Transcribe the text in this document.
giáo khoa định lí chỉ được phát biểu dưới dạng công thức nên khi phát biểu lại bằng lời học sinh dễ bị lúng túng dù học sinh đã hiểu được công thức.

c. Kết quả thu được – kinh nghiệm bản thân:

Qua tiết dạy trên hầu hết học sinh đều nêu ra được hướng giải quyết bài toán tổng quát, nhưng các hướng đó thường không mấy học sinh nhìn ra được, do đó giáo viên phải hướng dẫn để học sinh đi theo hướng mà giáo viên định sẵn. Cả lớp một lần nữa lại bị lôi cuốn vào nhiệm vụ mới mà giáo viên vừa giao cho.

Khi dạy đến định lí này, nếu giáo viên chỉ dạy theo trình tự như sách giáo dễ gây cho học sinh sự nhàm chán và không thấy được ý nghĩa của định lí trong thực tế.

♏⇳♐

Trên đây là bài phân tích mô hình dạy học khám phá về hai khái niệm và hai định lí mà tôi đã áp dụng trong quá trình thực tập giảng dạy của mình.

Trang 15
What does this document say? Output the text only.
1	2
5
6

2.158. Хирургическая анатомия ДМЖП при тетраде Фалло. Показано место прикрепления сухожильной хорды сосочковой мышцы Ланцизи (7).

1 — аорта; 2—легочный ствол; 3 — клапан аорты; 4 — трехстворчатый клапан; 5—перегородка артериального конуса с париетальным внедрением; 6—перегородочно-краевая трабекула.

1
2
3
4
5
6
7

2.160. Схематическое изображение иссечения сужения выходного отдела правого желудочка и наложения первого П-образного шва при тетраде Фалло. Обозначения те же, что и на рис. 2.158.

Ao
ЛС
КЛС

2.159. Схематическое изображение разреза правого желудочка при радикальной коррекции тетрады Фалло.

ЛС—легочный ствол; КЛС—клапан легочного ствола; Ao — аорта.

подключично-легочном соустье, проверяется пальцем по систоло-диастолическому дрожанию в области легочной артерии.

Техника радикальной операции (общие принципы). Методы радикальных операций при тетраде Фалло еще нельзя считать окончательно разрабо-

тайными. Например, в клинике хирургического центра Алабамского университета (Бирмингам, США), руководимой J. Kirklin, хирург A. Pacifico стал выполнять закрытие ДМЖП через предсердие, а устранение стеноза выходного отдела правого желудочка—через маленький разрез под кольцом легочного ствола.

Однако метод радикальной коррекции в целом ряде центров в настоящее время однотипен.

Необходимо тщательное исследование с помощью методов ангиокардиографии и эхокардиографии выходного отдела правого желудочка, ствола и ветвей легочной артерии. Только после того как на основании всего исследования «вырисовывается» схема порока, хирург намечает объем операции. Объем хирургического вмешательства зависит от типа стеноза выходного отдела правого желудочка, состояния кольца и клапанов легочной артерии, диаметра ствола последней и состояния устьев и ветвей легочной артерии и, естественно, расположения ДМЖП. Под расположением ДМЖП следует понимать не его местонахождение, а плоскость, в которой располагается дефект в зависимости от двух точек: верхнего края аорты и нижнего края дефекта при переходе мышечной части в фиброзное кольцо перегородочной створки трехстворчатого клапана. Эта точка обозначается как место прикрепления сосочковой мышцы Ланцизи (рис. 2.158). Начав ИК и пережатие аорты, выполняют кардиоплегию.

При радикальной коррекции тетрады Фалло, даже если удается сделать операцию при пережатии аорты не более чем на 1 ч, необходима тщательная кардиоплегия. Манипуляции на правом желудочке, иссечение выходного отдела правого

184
--------
**Task directions:**
Only lines that contain the word "trình" are wanted; copy each of them.

**Solution below:**
Khi dạy đến định lí này, nếu giáo viên chỉ dạy theo trình tự như sách giáo dễ gây cho học sinh sự nhàm chán và không thấy được ý nghĩa của định lí trong thực tế.
Trên đây là bài phân tích mô hình dạy học khám phá về hai khái niệm và hai định lí mà tôi đã áp dụng trong quá trình thực tập giảng dạy của mình.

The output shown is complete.